Instruções do exercício → Transcreva todos os trechos que aparecem entre aspas no artigo sobre casais e dinheiro.

Artigo →
════════════════════

Organizar as contas

Até que a fatura nos separe: o que casais precisam conversar sobre dinheiro (antes que seja tarde)

Tem quem acredite que “amor e dinheiro não se misturam”. Mas, na prática, o que mais desgasta uma relação é dividir a vida sem dividir as decisões.


Carol Stange, colunista Bora Investir. Fonte: Arquivo pessoal.

Carol Stange

Planejadora financeira e consultora independente de investimentos, Carol Stange atua como multiplicadora do programa “Eu e meu dinheiro” do Banco Central e acumula as certificações CEA (Anbima) e CNPI-T (Apimec), além de ser Consultora CVM, criadora da marca “Como enriquecer seu Filho” e cofundadora do Instituto de Educadores Financeiros.


“Eu só queria dividir a vida com ele. Mas acabei dividindo dívidas.”

════════════════════

Listagem →
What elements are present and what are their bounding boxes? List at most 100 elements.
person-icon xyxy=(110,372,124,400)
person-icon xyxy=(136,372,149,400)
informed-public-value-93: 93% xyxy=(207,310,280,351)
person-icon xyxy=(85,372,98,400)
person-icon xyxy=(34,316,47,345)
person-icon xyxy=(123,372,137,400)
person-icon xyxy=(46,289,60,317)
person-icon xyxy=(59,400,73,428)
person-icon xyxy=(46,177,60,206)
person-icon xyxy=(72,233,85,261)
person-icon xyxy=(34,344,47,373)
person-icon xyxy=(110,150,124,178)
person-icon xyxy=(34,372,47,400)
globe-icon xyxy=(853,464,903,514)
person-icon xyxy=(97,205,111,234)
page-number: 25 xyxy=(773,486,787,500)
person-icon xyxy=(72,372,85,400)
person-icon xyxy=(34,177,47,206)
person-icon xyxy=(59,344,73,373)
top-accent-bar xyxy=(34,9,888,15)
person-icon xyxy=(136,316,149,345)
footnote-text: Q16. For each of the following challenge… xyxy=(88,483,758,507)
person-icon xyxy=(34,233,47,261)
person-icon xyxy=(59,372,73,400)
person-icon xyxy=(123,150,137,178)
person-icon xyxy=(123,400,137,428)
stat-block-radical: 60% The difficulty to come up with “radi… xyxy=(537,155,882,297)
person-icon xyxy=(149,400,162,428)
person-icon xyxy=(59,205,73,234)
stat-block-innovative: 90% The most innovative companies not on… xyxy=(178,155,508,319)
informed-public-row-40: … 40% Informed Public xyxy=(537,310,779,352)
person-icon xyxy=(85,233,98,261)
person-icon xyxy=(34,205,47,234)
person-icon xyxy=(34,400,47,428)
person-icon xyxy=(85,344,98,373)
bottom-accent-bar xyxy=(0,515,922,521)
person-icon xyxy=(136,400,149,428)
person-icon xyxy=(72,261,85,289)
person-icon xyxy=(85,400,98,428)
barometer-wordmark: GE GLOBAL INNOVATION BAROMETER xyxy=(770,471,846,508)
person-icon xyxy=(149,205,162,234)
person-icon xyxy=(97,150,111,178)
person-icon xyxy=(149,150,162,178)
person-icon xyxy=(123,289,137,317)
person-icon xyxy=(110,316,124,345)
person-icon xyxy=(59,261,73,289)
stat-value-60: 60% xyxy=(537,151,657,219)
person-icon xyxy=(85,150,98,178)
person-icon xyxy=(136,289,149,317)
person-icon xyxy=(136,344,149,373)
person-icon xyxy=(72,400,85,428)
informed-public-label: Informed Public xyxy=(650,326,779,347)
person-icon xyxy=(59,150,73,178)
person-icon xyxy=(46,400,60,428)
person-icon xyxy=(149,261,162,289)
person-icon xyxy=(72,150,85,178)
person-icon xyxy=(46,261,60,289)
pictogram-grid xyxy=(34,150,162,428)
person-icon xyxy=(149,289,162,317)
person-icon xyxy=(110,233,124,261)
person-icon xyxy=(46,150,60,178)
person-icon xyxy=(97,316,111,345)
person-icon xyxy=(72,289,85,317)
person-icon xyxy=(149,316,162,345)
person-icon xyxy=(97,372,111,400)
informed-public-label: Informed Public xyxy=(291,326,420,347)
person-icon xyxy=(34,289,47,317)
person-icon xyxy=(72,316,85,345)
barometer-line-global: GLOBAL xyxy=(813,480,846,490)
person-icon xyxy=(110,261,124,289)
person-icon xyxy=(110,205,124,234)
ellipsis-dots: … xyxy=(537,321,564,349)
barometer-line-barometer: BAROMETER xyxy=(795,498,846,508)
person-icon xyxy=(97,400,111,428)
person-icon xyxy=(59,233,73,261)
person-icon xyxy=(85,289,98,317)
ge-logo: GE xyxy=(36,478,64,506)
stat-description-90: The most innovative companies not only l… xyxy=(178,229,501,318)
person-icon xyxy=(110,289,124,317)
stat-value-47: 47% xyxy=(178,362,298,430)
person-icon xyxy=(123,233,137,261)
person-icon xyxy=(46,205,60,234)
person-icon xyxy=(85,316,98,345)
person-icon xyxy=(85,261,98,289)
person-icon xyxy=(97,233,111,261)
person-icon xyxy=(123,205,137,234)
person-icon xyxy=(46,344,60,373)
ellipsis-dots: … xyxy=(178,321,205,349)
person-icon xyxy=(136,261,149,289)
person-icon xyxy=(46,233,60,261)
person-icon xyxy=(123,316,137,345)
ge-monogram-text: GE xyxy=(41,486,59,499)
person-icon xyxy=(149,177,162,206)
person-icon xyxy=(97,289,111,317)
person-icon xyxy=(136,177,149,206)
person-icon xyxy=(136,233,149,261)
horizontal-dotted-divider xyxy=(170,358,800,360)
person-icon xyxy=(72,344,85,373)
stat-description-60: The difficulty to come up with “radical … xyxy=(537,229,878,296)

════════════════════

Solução →
“amor e dinheiro não se misturam”
“Eu e meu dinheiro”
“Como enriquecer seu Filho”
“Eu só queria dividir a vida com ele. Mas acabei dividindo dívidas.”